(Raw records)

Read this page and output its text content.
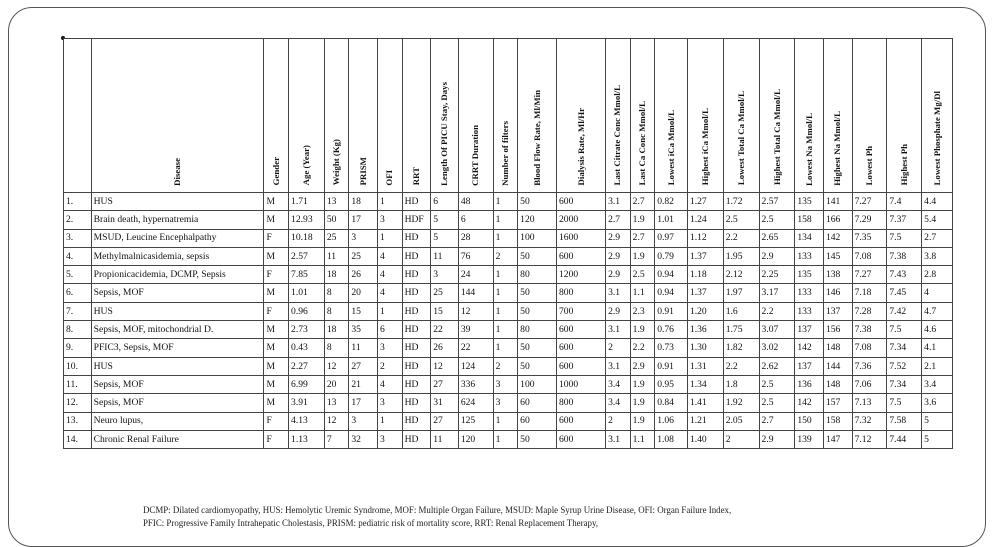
	Disease	Gender	Age (Year)	Weight (Kg)	PRISM	OFI	RRT	Length Of PICU Stay, Days	CRRT Duration	Number of filters	Blood Flow Rate, Ml/Min	Dialysis Rate, Ml/Hr	Last Citrate Conc Mmol/L	Last Ca Conc Mmol/L	Lowest iCa Mmol/L	Highest iCa Mmol/L	Lowest Total Ca Mmol/L	Highest Total Ca Mmol/L	Lowest Na Mmol/L	Highest Na Mmol/L	Lowest Ph	Highest Ph	Lowest Phosphate Mg/Dl
1.	HUS	M	1.71	13	18	1	HD	6	48	1	50	600	3.1	2.7	0.82	1.27	1.72	2.57	135	141	7.27	7.4	4.4
2.	Brain death, hypernatremia	M	12.93	50	17	3	HDF	5	6	1	120	2000	2.7	1.9	1.01	1.24	2.5	2.5	158	166	7.29	7.37	5.4
3.	MSUD, Leucine Encephalpathy	F	10.18	25	3	1	HD	5	28	1	100	1600	2.9	2.7	0.97	1.12	2.2	2.65	134	142	7.35	7.5	2.7
4.	Methylmalnicasidemia, sepsis	M	2.57	11	25	4	HD	11	76	2	50	600	2.9	1.9	0.79	1.37	1.95	2.9	133	145	7.08	7.38	3.8
5.	Propionicacidemia, DCMP, Sepsis	F	7.85	18	26	4	HD	3	24	1	80	1200	2.9	2.5	0.94	1.18	2.12	2.25	135	138	7.27	7.43	2.8
6.	Sepsis, MOF	M	1.01	8	20	4	HD	25	144	1	50	800	3.1	1.1	0.94	1.37	1.97	3.17	133	146	7.18	7.45	4
7.	HUS	F	0.96	8	15	1	HD	15	12	1	50	700	2.9	2.3	0.91	1.20	1.6	2.2	133	137	7.28	7.42	4.7
8.	Sepsis, MOF, mitochondrial D.	M	2.73	18	35	6	HD	22	39	1	80	600	3.1	1.9	0.76	1.36	1.75	3.07	137	156	7.38	7.5	4.6
9.	PFIC3, Sepsis, MOF	M	0.43	8	11	3	HD	26	22	1	50	600	2	2.2	0.73	1.30	1.82	3.02	142	148	7.08	7.34	4.1
10.	HUS	M	2.27	12	27	2	HD	12	124	2	50	600	3.1	2.9	0.91	1.31	2.2	2.62	137	144	7.36	7.52	2.1
11.	Sepsis, MOF	M	6.99	20	21	4	HD	27	336	3	100	1000	3.4	1.9	0.95	1.34	1.8	2.5	136	148	7.06	7.34	3.4
12.	Sepsis, MOF	M	3.91	13	17	3	HD	31	624	3	60	800	3.4	1.9	0.84	1.41	1.92	2.5	142	157	7.13	7.5	3.6
13.	Neuro lupus,	F	4.13	12	3	1	HD	27	125	1	60	600	2	1.9	1.06	1.21	2.05	2.7	150	158	7.32	7.58	5
14.	Chronic Renal Failure	F	1.13	7	32	3	HD	11	120	1	50	600	3.1	1.1	1.08	1.40	2	2.9	139	147	7.12	7.44	5
DCMP: Dilated cardiomyopathy, HUS: Hemolytic Uremic Syndrome, MOF: Multiple Organ Failure, MSUD: Maple Syrup Urine Disease, OFI: Organ Failure Index,
PFIC: Progressive Family Intrahepatic Cholestasis, PRISM: pediatric risk of mortality score, RRT: Renal Replacement Therapy,
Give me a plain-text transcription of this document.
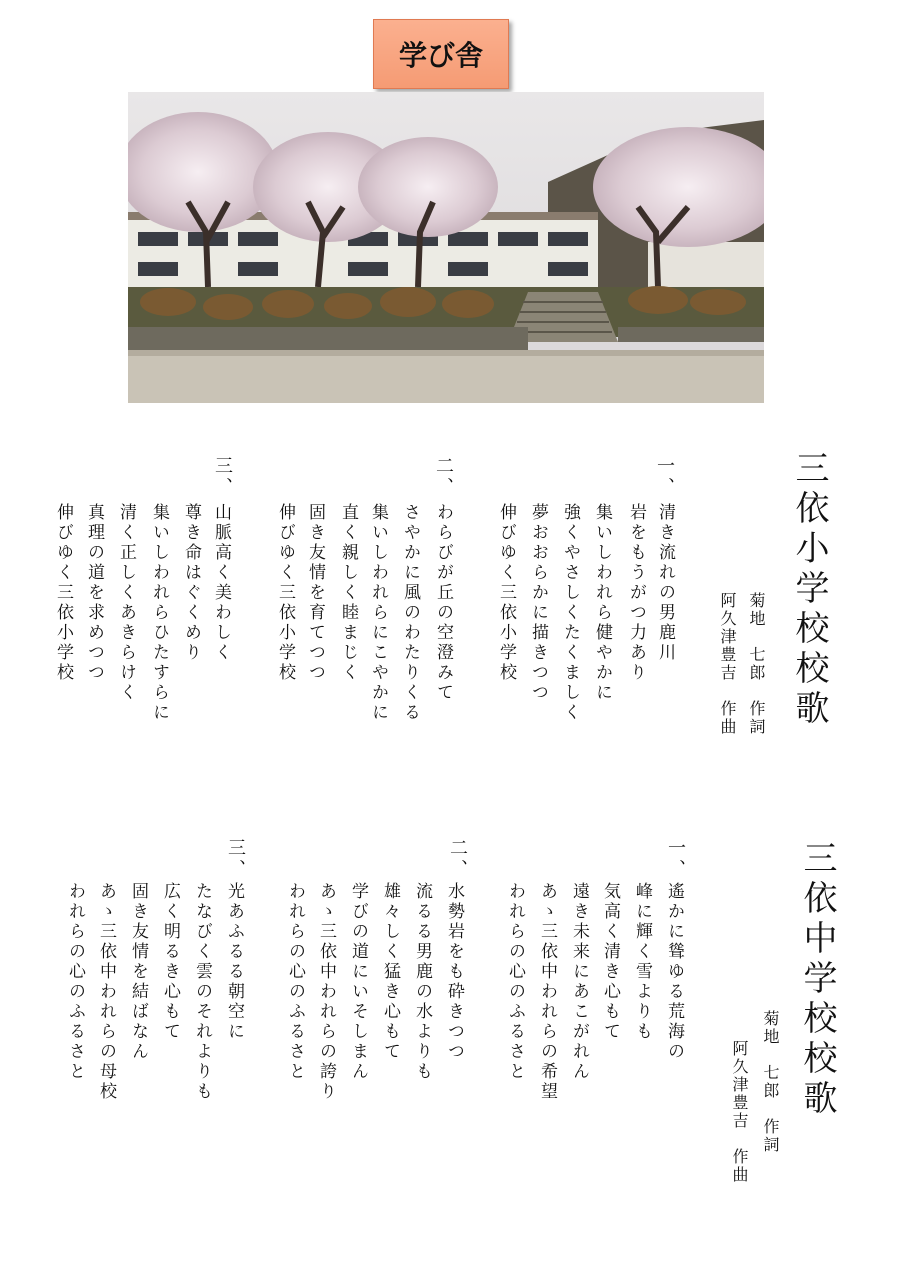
学び舎
三依小学校校歌
菊地　七郎　作詞
阿久津豊吉　作曲
一、
清き流れの男鹿川
岩をもうがつ力あり
集いしわれら健やかに
強くやさしくたくましく
夢おおらかに描きつつ
伸びゆく三依小学校
二、
わらびが丘の空澄みて
さやかに風のわたりくる
集いしわれらにこやかに
直く親しく睦まじく
固き友情を育てつつ
伸びゆく三依小学校
三、
山脈高く美わしく
尊き命はぐくめり
集いしわれらひたすらに
清く正しくあきらけく
真理の道を求めつつ
伸びゆく三依小学校
三依中学校校歌
菊地　七郎　作詞
阿久津豊吉　作曲
一、
遙かに聳ゆる荒海の
峰に輝く雪よりも
気高く清き心もて
遠き未来にあこがれん
あゝ三依中われらの希望
われらの心のふるさと
二、
水勢岩をも砕きつつ
流るる男鹿の水よりも
雄々しく猛き心もて
学びの道にいそしまん
あゝ三依中われらの誇り
われらの心のふるさと
三、
光あふるる朝空に
たなびく雲のそれよりも
広く明るき心もて
固き友情を結ばなん
あゝ三依中われらの母校
われらの心のふるさと
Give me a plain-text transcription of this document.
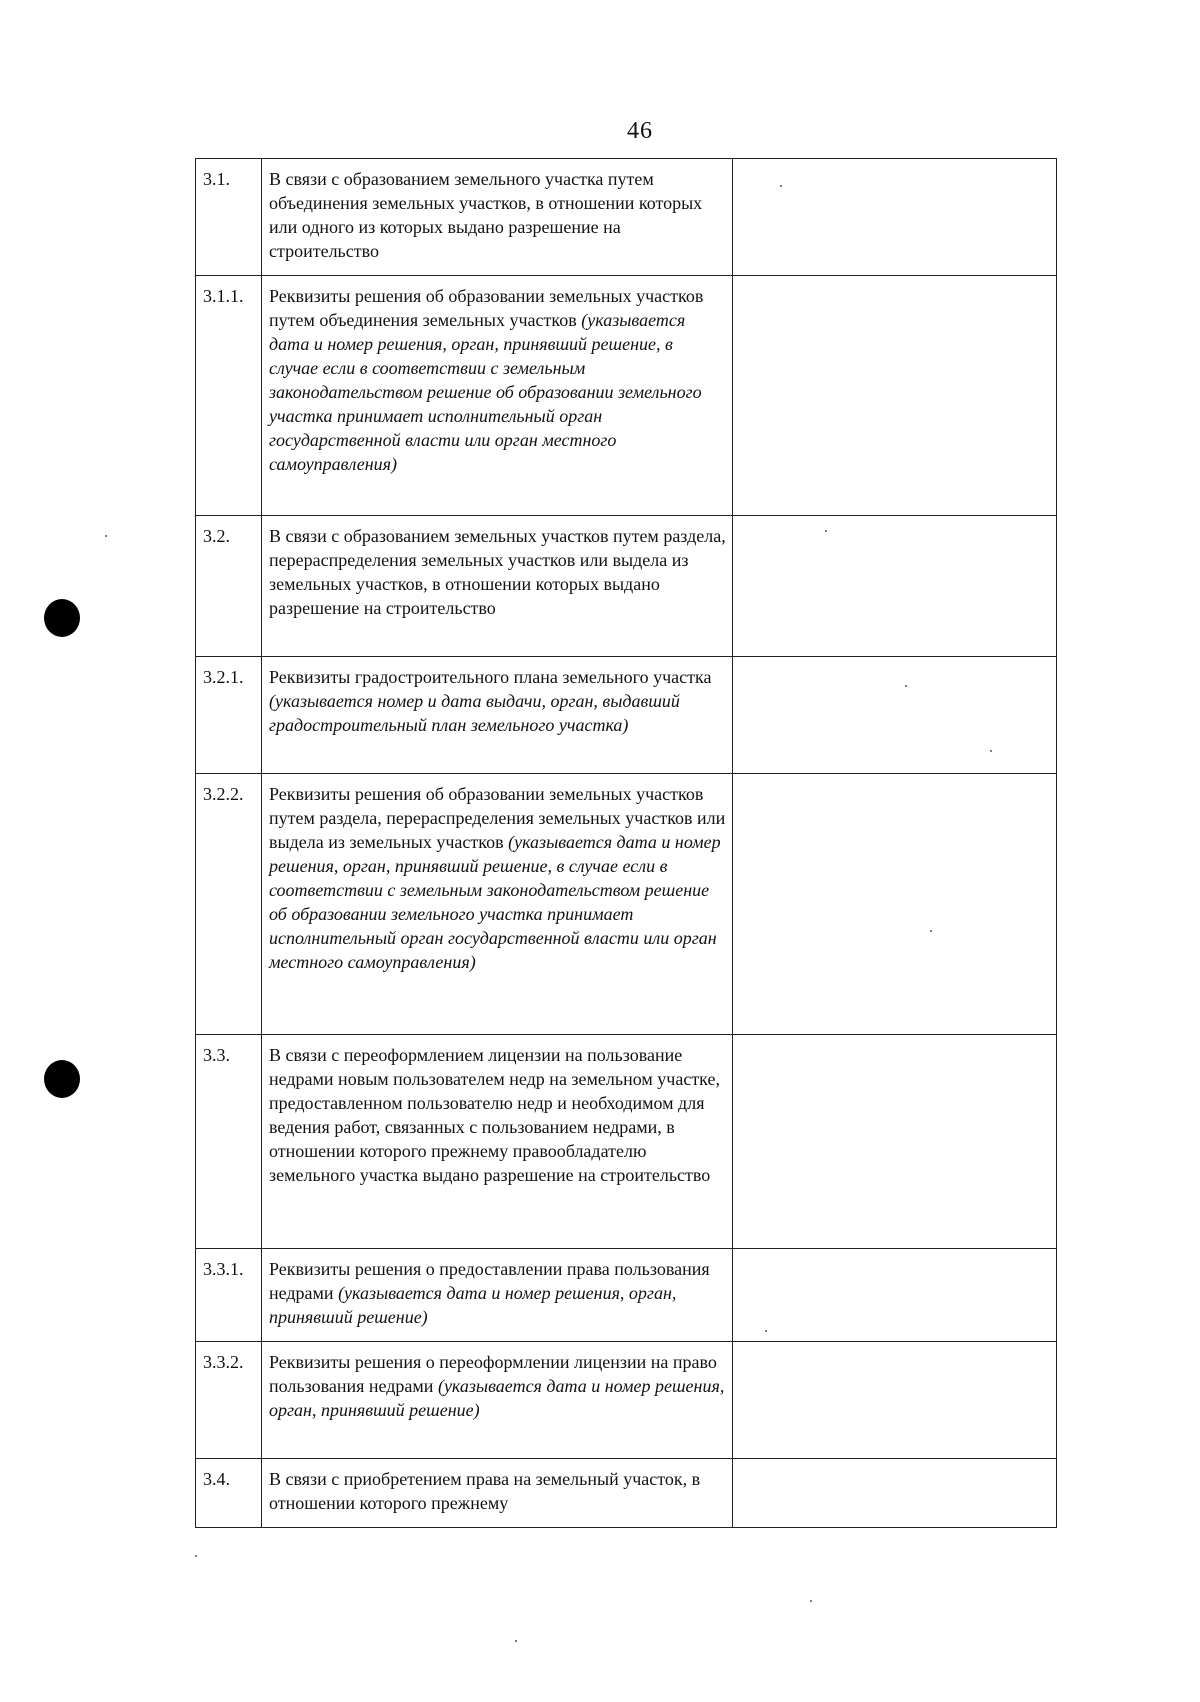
46
3.1.	В связи с образованием земельного участка путем объединения земельных участков, в отношении которых или одного из которых выдано разрешение на строительство	
3.1.1.	Реквизиты решения об образовании земельных участков путем объединения земельных участков (указывается дата и номер решения, орган, принявший решение, в случае если в соответствии с земельным законодательством решение об образовании земельного участка принимает исполнительный орган государственной власти или орган местного самоуправления)	
3.2.	В связи с образованием земельных участков путем раздела, перераспределения земельных участков или выдела из земельных участков, в отношении которых выдано разрешение на строительство	
3.2.1.	Реквизиты градостроительного плана земельного участка (указывается номер и дата выдачи, орган, выдавший градостроительный план земельного участка)	
3.2.2.	Реквизиты решения об образовании земельных участков путем раздела, перераспределения земельных участков или выдела из земельных участков (указывается дата и номер решения, орган, принявший решение, в случае если в соответствии с земельным законодательством решение об образовании земельного участка принимает исполнительный орган государственной власти или орган местного самоуправления)	
3.3.	В связи с переоформлением лицензии на пользование недрами новым пользователем недр на земельном участке, предоставленном пользователю недр и необходимом для ведения работ, связанных с пользованием недрами, в отношении которого прежнему правообладателю земельного участка выдано разрешение на строительство	
3.3.1.	Реквизиты решения о предоставлении права пользования недрами (указывается дата и номер решения, орган, принявший решение)	
3.3.2.	Реквизиты решения о переоформлении лицензии на право пользования недрами (указывается дата и номер решения, орган, принявший решение)	
3.4.	В связи с приобретением права на земельный участок, в отношении которого прежнему	
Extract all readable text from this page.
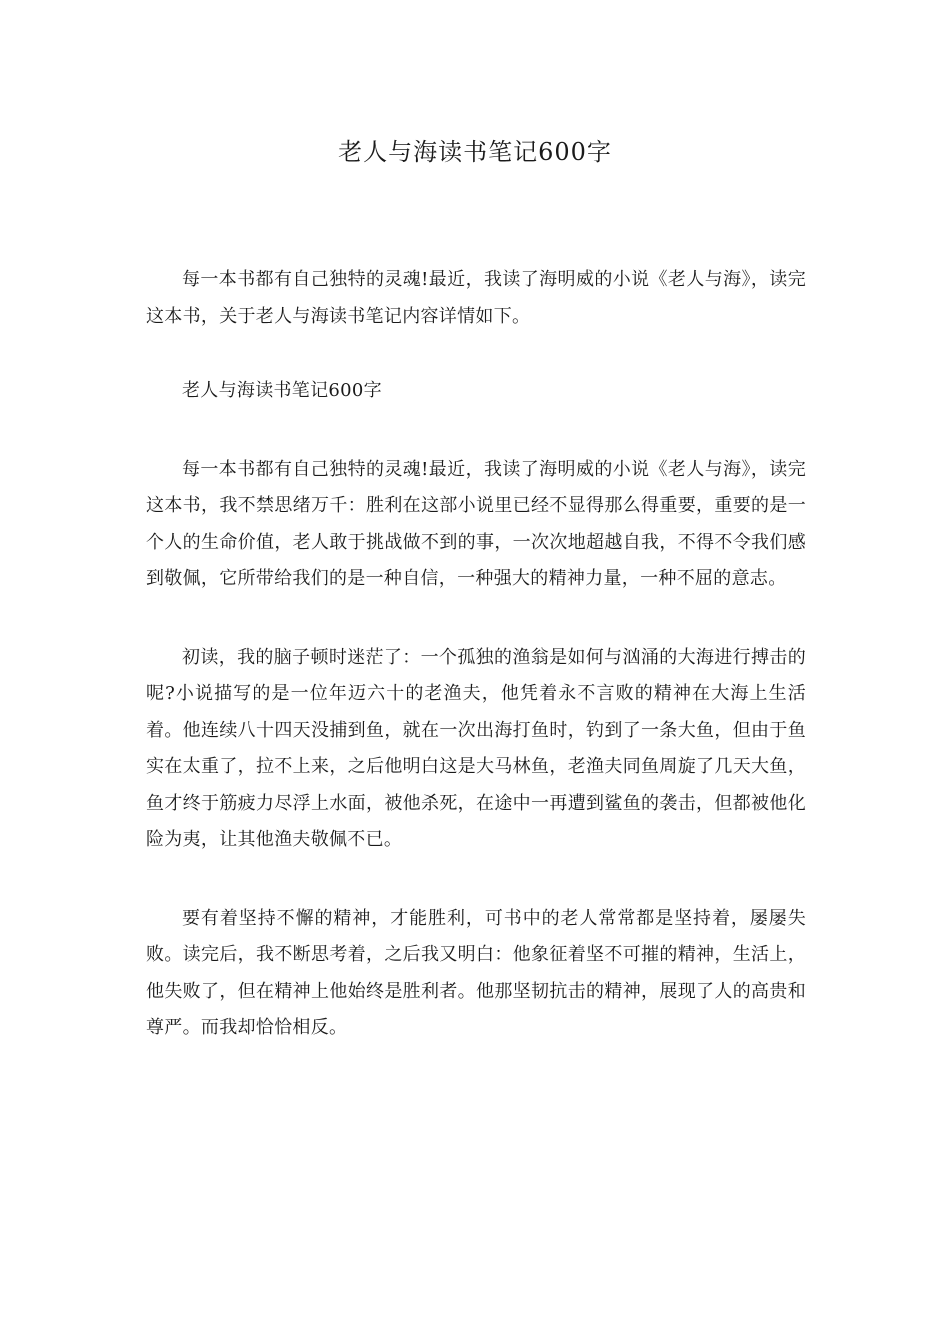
老人与海读书笔记600字

每一本书都有自己独特的灵魂!最近，我读了海明威的小说《老人与海》，读完这本书，关于老人与海读书笔记内容详情如下。

老人与海读书笔记600字

每一本书都有自己独特的灵魂!最近，我读了海明威的小说《老人与海》，读完这本书，我不禁思绪万千：胜利在这部小说里已经不显得那么得重要，重要的是一个人的生命价值，老人敢于挑战做不到的事，一次次地超越自我，不得不令我们感到敬佩，它所带给我们的是一种自信，一种强大的精神力量，一种不屈的意志。

初读，我的脑子顿时迷茫了：一个孤独的渔翁是如何与汹涌的大海进行搏击的呢?小说描写的是一位年迈六十的老渔夫，他凭着永不言败的精神在大海上生活着。他连续八十四天没捕到鱼，就在一次出海打鱼时，钓到了一条大鱼，但由于鱼实在太重了，拉不上来，之后他明白这是大马林鱼，老渔夫同鱼周旋了几天大鱼，鱼才终于筋疲力尽浮上水面，被他杀死，在途中一再遭到鲨鱼的袭击，但都被他化险为夷，让其他渔夫敬佩不已。

要有着坚持不懈的精神，才能胜利，可书中的老人常常都是坚持着，屡屡失败。读完后，我不断思考着，之后我又明白：他象征着坚不可摧的精神，生活上，他失败了，但在精神上他始终是胜利者。他那坚韧抗击的精神，展现了人的高贵和尊严。而我却恰恰相反。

* **Prompt**:
In the entries above, find each line with the word "MSUD" and copy it.

* **Solution to the problem**:
3.	MSUD, Leucine Encephalpathy	F	10.18	25	3	1	HD	5	28	1	100	1600	2.9	2.7	0.97	1.12	2.2	2.65	134	142	7.35	7.5	2.7
DCMP: Dilated cardiomyopathy, HUS: Hemolytic Uremic Syndrome, MOF: Multiple Organ Failure, MSUD: Maple Syrup Urine Disease, OFI: Organ Failure Index,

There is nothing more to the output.